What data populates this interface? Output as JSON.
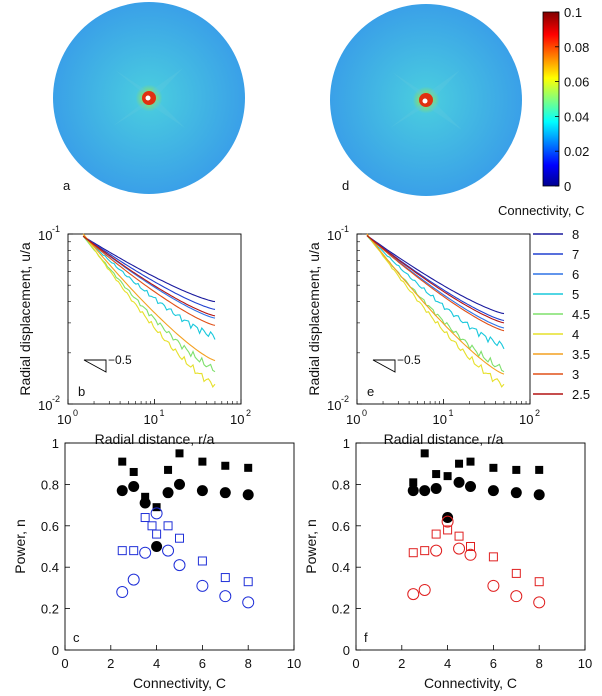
{
  "chart_data": [
    {
      "type": "heatmap",
      "panel": "a",
      "description": "circular connectivity map, high values at center forming cross pattern",
      "center_value": 0.1,
      "background_value": 0.03
    },
    {
      "type": "heatmap",
      "panel": "d",
      "description": "circular connectivity map, high values at center",
      "center_value": 0.1,
      "background_value": 0.03
    },
    {
      "type": "colorbar",
      "label": "Connectivity, C",
      "ticks": [
        "0.1",
        "0.08",
        "0.06",
        "0.04",
        "0.02",
        "0"
      ],
      "tick_values": [
        0.1,
        0.08,
        0.06,
        0.04,
        0.02,
        0
      ],
      "range": [
        0,
        0.1
      ]
    },
    {
      "type": "line",
      "panel": "b",
      "xscale": "log",
      "yscale": "log",
      "xlim": [
        1,
        100
      ],
      "ylim": [
        0.01,
        0.1
      ],
      "xlabel": "Radial distance, r/a",
      "ylabel": "Radial displacement, u/a",
      "xticks": [
        "10",
        "10",
        "10"
      ],
      "xtick_exps": [
        "0",
        "1",
        "2"
      ],
      "yticks": [
        "10",
        "10"
      ],
      "ytick_exps": [
        "-2",
        "-1"
      ],
      "slope_label": "−0.5",
      "series": [
        {
          "name": "8",
          "start": [
            1.5,
            0.097
          ],
          "end": [
            50,
            0.04
          ]
        },
        {
          "name": "7",
          "start": [
            1.5,
            0.097
          ],
          "end": [
            50,
            0.036
          ]
        },
        {
          "name": "6",
          "start": [
            1.5,
            0.097
          ],
          "end": [
            50,
            0.032
          ]
        },
        {
          "name": "5",
          "start": [
            1.5,
            0.097
          ],
          "end": [
            50,
            0.025
          ]
        },
        {
          "name": "4.5",
          "start": [
            1.5,
            0.097
          ],
          "end": [
            50,
            0.016
          ]
        },
        {
          "name": "4",
          "start": [
            1.5,
            0.1
          ],
          "end": [
            50,
            0.013
          ]
        },
        {
          "name": "3.5",
          "start": [
            1.5,
            0.1
          ],
          "end": [
            50,
            0.018
          ]
        },
        {
          "name": "3",
          "start": [
            1.5,
            0.097
          ],
          "end": [
            50,
            0.029
          ]
        },
        {
          "name": "2.5",
          "start": [
            1.5,
            0.097
          ],
          "end": [
            50,
            0.033
          ]
        }
      ]
    },
    {
      "type": "line",
      "panel": "e",
      "xscale": "log",
      "yscale": "log",
      "xlim": [
        1,
        100
      ],
      "ylim": [
        0.01,
        0.1
      ],
      "xlabel": "Radial distance, r/a",
      "ylabel": "Radial displacement, u/a",
      "xticks": [
        "10",
        "10",
        "10"
      ],
      "xtick_exps": [
        "0",
        "1",
        "2"
      ],
      "yticks": [
        "10",
        "10"
      ],
      "ytick_exps": [
        "-2",
        "-1"
      ],
      "slope_label": "−0.5",
      "series": [
        {
          "name": "8",
          "start": [
            1.3,
            0.098
          ],
          "end": [
            50,
            0.034
          ]
        },
        {
          "name": "7",
          "start": [
            1.3,
            0.098
          ],
          "end": [
            50,
            0.031
          ]
        },
        {
          "name": "6",
          "start": [
            1.3,
            0.098
          ],
          "end": [
            50,
            0.028
          ]
        },
        {
          "name": "5",
          "start": [
            1.3,
            0.098
          ],
          "end": [
            50,
            0.022
          ]
        },
        {
          "name": "4.5",
          "start": [
            1.3,
            0.098
          ],
          "end": [
            50,
            0.016
          ]
        },
        {
          "name": "4",
          "start": [
            1.3,
            0.1
          ],
          "end": [
            50,
            0.013
          ]
        },
        {
          "name": "3.5",
          "start": [
            1.3,
            0.1
          ],
          "end": [
            50,
            0.015
          ]
        },
        {
          "name": "3",
          "start": [
            1.3,
            0.098
          ],
          "end": [
            50,
            0.027
          ]
        },
        {
          "name": "2.5",
          "start": [
            1.3,
            0.098
          ],
          "end": [
            50,
            0.03
          ]
        }
      ]
    },
    {
      "type": "legend",
      "entries": [
        "8",
        "7",
        "6",
        "5",
        "4.5",
        "4",
        "3.5",
        "3",
        "2.5"
      ],
      "colors": [
        "#1a1a9e",
        "#2040d0",
        "#2e72e6",
        "#18c8dc",
        "#7ee06c",
        "#e6e02a",
        "#f4a020",
        "#e05018",
        "#b41414"
      ]
    },
    {
      "type": "scatter",
      "panel": "c",
      "xlim": [
        0,
        10
      ],
      "ylim": [
        0,
        1
      ],
      "xlabel": "Connectivity, C",
      "ylabel": "Power, n",
      "xticks": [
        "0",
        "2",
        "4",
        "6",
        "8",
        "10"
      ],
      "yticks": [
        "0",
        "0.2",
        "0.4",
        "0.6",
        "0.8",
        "1"
      ],
      "open_color": "#2030d8",
      "series": [
        {
          "name": "filled squares",
          "x": [
            2.5,
            3,
            3.5,
            4,
            4.5,
            5,
            6,
            7,
            8
          ],
          "y": [
            0.91,
            0.86,
            0.74,
            0.69,
            0.87,
            0.95,
            0.91,
            0.89,
            0.88
          ]
        },
        {
          "name": "filled circles",
          "x": [
            2.5,
            3,
            3.5,
            4,
            4.5,
            5,
            6,
            7,
            8
          ],
          "y": [
            0.77,
            0.79,
            0.71,
            0.5,
            0.76,
            0.8,
            0.77,
            0.76,
            0.75
          ]
        },
        {
          "name": "open squares",
          "x": [
            2.5,
            3,
            3.5,
            3.8,
            4,
            4.5,
            5,
            6,
            7,
            8
          ],
          "y": [
            0.48,
            0.48,
            0.64,
            0.6,
            0.56,
            0.6,
            0.54,
            0.43,
            0.35,
            0.33
          ]
        },
        {
          "name": "open circles",
          "x": [
            2.5,
            3,
            3.5,
            4,
            4.5,
            5,
            6,
            7,
            8
          ],
          "y": [
            0.28,
            0.34,
            0.47,
            0.66,
            0.48,
            0.41,
            0.31,
            0.26,
            0.23
          ]
        }
      ]
    },
    {
      "type": "scatter",
      "panel": "f",
      "xlim": [
        0,
        10
      ],
      "ylim": [
        0,
        1
      ],
      "xlabel": "Connectivity, C",
      "ylabel": "Power, n",
      "xticks": [
        "0",
        "2",
        "4",
        "6",
        "8",
        "10"
      ],
      "yticks": [
        "0",
        "0.2",
        "0.4",
        "0.6",
        "0.8",
        "1"
      ],
      "open_color": "#e02020",
      "series": [
        {
          "name": "filled squares",
          "x": [
            2.5,
            3,
            3.5,
            4,
            4.5,
            5,
            6,
            7,
            8
          ],
          "y": [
            0.81,
            0.95,
            0.85,
            0.84,
            0.9,
            0.91,
            0.88,
            0.87,
            0.87
          ]
        },
        {
          "name": "filled circles",
          "x": [
            2.5,
            3,
            3.5,
            4,
            4.5,
            5,
            6,
            7,
            8
          ],
          "y": [
            0.77,
            0.77,
            0.78,
            0.64,
            0.81,
            0.79,
            0.77,
            0.76,
            0.75
          ]
        },
        {
          "name": "open squares",
          "x": [
            2.5,
            3,
            3.5,
            4,
            4.5,
            5,
            6,
            7,
            8
          ],
          "y": [
            0.47,
            0.48,
            0.56,
            0.58,
            0.55,
            0.5,
            0.45,
            0.37,
            0.33
          ]
        },
        {
          "name": "open circles",
          "x": [
            2.5,
            3,
            3.5,
            4,
            4.5,
            5,
            6,
            7,
            8
          ],
          "y": [
            0.27,
            0.29,
            0.48,
            0.62,
            0.49,
            0.46,
            0.31,
            0.26,
            0.23
          ]
        }
      ]
    }
  ]
}
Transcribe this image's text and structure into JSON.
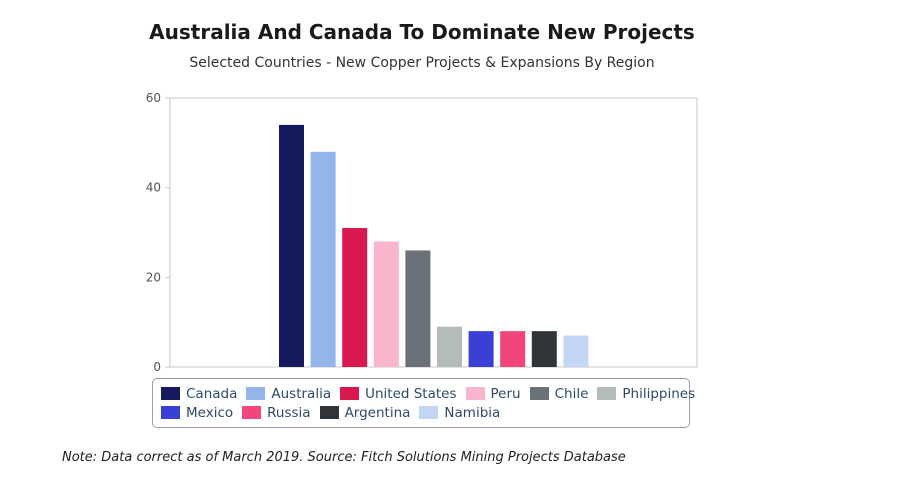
{
  "chart_data": {
    "type": "bar",
    "title": "Australia And Canada To Dominate New Projects",
    "subtitle": "Selected Countries - New Copper Projects & Expansions By Region",
    "xlabel": "",
    "ylabel": "",
    "ylim": [
      0,
      60
    ],
    "yticks": [
      0,
      20,
      40,
      60
    ],
    "grid": false,
    "legend_position": "bottom",
    "categories": [
      "Canada",
      "Australia",
      "United States",
      "Peru",
      "Chile",
      "Philippines",
      "Mexico",
      "Russia",
      "Argentina",
      "Namibia"
    ],
    "values": [
      54,
      48,
      31,
      28,
      26,
      9,
      8,
      8,
      8,
      7
    ],
    "colors": [
      "#151a5e",
      "#93b5ea",
      "#d8184f",
      "#f9b5c9",
      "#6b7178",
      "#b4bcb7",
      "#3a3fd6",
      "#f2457a",
      "#30353a",
      "#c3d6f4"
    ],
    "legend_rows": [
      [
        "Canada",
        "Australia",
        "United States",
        "Peru",
        "Chile",
        "Philippines"
      ],
      [
        "Mexico",
        "Russia",
        "Argentina",
        "Namibia"
      ]
    ]
  },
  "note": "Note: Data correct as of March 2019. Source: Fitch Solutions Mining Projects Database"
}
------------------------------------------------------------------------
## TASK DETAILS
All lines holding the word "this" should be picked out and copied.

## REPLY
What data populates this interface? Output as JSON.
Transcribe this image's text and structure into JSON.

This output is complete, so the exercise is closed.